Extracted data entries:

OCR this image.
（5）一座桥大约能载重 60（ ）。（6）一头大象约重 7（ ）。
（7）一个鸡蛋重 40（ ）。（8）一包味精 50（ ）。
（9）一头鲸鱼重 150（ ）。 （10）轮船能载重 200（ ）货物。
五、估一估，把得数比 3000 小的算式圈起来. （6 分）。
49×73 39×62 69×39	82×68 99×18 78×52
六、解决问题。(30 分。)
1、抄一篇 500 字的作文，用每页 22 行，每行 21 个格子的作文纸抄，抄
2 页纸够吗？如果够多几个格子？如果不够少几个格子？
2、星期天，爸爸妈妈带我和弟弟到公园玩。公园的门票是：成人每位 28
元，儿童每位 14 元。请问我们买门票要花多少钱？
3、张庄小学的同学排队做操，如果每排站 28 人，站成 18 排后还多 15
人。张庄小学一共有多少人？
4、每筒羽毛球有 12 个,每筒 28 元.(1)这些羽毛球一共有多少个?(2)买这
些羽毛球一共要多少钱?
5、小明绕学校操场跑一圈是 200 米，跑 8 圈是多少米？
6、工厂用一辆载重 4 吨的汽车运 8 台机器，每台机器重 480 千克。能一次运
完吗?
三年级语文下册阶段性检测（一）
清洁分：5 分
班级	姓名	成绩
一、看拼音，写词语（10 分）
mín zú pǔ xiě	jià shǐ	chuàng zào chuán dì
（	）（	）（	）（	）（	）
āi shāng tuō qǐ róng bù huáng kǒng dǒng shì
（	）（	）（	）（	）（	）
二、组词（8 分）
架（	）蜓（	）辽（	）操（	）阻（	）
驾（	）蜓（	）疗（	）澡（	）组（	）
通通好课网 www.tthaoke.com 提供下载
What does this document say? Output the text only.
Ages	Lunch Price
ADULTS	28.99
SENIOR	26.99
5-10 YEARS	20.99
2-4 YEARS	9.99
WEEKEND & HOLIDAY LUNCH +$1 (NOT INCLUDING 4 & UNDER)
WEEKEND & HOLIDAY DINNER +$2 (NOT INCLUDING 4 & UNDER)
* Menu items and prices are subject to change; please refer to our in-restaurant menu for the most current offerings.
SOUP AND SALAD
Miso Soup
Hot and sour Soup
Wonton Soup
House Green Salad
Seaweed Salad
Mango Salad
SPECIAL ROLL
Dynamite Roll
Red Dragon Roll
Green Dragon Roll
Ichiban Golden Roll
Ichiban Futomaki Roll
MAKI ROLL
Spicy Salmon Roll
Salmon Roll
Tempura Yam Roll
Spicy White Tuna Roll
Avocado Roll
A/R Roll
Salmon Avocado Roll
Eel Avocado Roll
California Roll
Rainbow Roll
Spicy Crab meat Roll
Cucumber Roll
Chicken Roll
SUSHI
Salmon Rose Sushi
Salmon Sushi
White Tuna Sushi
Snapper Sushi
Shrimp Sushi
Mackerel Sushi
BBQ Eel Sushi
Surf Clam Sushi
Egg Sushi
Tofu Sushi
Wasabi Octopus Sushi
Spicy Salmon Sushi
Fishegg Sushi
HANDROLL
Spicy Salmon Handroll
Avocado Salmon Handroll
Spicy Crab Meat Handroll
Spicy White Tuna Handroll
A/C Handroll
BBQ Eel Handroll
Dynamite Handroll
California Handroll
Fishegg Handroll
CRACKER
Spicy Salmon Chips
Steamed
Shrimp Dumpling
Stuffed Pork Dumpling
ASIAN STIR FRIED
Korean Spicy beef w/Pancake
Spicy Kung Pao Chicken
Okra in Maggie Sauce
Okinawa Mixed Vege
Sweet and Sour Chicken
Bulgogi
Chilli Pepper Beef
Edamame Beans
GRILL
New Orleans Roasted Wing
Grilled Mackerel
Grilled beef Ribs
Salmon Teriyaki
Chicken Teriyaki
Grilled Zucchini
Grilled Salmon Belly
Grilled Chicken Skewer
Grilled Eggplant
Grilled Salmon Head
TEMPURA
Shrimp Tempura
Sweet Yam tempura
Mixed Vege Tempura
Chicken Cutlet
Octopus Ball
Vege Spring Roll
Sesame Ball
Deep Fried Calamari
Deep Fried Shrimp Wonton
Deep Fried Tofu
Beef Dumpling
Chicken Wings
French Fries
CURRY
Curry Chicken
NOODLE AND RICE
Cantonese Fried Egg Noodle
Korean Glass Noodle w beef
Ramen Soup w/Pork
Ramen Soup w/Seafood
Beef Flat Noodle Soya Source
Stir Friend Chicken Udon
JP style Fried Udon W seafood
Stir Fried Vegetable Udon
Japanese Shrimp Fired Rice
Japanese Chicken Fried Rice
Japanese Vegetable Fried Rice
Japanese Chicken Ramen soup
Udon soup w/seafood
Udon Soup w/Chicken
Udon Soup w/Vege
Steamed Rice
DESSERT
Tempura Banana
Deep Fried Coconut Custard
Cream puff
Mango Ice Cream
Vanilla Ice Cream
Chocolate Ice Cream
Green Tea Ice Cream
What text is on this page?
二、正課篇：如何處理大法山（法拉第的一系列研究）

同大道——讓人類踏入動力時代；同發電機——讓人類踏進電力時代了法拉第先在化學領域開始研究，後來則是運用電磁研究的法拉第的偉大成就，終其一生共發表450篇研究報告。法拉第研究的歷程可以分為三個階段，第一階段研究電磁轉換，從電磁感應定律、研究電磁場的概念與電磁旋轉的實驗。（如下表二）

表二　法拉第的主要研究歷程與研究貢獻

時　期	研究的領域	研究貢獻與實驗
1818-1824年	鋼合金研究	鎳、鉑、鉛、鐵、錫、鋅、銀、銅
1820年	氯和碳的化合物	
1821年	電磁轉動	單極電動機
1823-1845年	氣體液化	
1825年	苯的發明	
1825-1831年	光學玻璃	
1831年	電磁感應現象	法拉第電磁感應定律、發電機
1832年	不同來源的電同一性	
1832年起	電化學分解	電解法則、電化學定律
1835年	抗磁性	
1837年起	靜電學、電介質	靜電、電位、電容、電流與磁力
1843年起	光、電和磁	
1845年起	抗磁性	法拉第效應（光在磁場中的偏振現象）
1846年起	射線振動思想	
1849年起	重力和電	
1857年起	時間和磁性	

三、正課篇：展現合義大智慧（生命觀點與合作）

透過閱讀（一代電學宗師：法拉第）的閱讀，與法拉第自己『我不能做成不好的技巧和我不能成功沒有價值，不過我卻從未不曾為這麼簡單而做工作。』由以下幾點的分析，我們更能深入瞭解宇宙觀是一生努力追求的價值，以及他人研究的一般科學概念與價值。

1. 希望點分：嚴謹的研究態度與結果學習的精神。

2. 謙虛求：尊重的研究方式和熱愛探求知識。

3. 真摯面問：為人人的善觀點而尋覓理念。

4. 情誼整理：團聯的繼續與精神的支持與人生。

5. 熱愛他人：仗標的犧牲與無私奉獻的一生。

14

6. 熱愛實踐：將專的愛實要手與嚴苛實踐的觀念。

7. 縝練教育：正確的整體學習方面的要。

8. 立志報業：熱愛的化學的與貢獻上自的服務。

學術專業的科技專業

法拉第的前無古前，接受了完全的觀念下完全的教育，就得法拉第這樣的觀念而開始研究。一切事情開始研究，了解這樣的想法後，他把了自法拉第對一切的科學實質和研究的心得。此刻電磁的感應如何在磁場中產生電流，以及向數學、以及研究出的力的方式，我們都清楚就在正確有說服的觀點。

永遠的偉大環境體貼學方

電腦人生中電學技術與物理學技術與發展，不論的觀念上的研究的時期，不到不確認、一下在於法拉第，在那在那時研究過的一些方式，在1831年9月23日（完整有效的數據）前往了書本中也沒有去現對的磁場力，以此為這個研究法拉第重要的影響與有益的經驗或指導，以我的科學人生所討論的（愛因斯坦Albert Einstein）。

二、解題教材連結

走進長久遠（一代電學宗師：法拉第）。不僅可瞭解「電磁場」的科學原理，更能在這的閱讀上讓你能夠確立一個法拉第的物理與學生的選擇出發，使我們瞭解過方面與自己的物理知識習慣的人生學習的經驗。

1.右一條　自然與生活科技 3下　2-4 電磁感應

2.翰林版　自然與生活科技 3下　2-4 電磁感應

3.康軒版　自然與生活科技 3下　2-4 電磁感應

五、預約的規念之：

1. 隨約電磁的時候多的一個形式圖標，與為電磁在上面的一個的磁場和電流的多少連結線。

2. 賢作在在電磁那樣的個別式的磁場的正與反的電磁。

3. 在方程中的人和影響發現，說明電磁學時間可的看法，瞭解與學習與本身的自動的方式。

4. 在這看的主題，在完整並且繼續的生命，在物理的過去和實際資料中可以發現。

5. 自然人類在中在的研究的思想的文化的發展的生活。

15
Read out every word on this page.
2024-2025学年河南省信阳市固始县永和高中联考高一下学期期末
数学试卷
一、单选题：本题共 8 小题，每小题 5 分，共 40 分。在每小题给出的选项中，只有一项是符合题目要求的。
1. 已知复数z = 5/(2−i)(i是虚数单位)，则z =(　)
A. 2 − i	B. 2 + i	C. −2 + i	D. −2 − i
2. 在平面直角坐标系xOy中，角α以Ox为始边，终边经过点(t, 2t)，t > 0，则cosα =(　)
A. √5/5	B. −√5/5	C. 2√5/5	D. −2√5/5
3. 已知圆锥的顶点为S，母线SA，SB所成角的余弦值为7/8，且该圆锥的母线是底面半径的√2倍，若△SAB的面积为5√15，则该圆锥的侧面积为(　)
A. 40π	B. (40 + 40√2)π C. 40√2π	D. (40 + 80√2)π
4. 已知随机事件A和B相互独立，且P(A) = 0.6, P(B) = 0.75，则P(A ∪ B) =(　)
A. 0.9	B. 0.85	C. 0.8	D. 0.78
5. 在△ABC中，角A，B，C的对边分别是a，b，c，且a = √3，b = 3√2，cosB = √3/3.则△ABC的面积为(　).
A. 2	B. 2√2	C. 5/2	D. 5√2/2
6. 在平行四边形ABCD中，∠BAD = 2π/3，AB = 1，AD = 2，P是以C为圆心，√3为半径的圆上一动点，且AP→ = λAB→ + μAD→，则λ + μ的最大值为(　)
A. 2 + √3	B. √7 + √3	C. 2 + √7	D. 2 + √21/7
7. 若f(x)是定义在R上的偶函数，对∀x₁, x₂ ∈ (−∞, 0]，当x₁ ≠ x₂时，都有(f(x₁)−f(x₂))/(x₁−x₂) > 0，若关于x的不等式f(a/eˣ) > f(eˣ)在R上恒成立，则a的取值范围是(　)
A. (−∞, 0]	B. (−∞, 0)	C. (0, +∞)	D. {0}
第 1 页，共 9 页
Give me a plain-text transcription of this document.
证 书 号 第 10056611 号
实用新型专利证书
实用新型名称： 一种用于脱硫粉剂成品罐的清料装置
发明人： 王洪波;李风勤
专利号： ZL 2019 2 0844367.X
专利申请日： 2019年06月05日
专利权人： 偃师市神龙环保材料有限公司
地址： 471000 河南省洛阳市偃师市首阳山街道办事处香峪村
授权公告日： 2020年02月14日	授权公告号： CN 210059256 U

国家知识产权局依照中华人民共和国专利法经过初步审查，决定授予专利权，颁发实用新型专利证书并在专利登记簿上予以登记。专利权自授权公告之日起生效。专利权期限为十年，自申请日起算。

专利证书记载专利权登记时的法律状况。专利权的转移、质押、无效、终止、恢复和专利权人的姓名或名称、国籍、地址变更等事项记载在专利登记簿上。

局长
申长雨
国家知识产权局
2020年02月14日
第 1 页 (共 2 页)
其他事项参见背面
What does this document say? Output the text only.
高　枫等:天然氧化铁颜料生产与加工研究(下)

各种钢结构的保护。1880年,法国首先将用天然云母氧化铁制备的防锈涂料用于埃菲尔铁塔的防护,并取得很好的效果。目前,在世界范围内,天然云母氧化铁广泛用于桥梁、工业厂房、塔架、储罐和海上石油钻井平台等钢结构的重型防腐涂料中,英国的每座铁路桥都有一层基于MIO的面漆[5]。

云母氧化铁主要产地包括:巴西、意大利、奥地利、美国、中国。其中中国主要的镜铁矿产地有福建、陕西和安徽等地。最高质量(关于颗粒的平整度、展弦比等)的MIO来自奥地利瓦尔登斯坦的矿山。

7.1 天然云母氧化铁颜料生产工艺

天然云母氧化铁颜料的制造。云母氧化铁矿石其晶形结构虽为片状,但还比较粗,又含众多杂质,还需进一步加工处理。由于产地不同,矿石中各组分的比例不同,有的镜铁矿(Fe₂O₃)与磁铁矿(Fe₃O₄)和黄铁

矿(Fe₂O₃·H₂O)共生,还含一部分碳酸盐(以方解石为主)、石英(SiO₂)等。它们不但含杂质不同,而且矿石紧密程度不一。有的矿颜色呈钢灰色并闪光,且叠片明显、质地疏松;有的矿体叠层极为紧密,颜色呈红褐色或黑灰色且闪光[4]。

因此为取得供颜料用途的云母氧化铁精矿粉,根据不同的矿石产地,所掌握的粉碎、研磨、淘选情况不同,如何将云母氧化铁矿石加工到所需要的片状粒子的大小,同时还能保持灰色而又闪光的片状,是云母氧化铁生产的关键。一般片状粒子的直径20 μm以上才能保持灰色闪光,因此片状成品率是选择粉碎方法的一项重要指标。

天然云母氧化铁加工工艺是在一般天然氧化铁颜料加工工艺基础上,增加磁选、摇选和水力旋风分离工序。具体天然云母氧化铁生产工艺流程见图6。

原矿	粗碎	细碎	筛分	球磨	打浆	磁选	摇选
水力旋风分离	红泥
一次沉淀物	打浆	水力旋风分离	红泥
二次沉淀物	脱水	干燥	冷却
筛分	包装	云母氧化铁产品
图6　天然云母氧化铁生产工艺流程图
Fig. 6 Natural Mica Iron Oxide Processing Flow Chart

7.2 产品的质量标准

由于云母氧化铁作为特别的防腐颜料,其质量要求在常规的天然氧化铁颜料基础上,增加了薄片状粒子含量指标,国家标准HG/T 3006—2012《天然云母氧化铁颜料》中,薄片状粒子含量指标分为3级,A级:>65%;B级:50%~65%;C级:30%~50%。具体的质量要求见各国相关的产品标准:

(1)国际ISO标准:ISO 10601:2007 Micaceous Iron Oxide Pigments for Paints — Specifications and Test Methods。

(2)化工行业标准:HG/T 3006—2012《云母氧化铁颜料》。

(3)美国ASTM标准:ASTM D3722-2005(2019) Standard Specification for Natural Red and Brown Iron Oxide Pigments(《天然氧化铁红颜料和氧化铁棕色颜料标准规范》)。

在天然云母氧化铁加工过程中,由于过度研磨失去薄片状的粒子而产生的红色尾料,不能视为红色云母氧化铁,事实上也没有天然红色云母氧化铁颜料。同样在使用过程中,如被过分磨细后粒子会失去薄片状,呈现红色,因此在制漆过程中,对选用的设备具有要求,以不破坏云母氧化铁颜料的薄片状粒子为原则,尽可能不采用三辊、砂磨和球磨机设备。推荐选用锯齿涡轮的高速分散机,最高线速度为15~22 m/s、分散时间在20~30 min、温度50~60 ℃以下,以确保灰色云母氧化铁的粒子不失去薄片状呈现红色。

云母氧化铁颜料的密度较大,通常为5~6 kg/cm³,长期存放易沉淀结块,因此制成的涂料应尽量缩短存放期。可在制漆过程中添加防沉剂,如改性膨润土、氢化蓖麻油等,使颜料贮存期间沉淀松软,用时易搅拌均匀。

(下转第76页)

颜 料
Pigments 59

*Do this*
Only lines with "Tuna" are wanted here; list each of them.

*The answer*
Spicy White Tuna Roll
White Tuna Sushi
Spicy White Tuna Handroll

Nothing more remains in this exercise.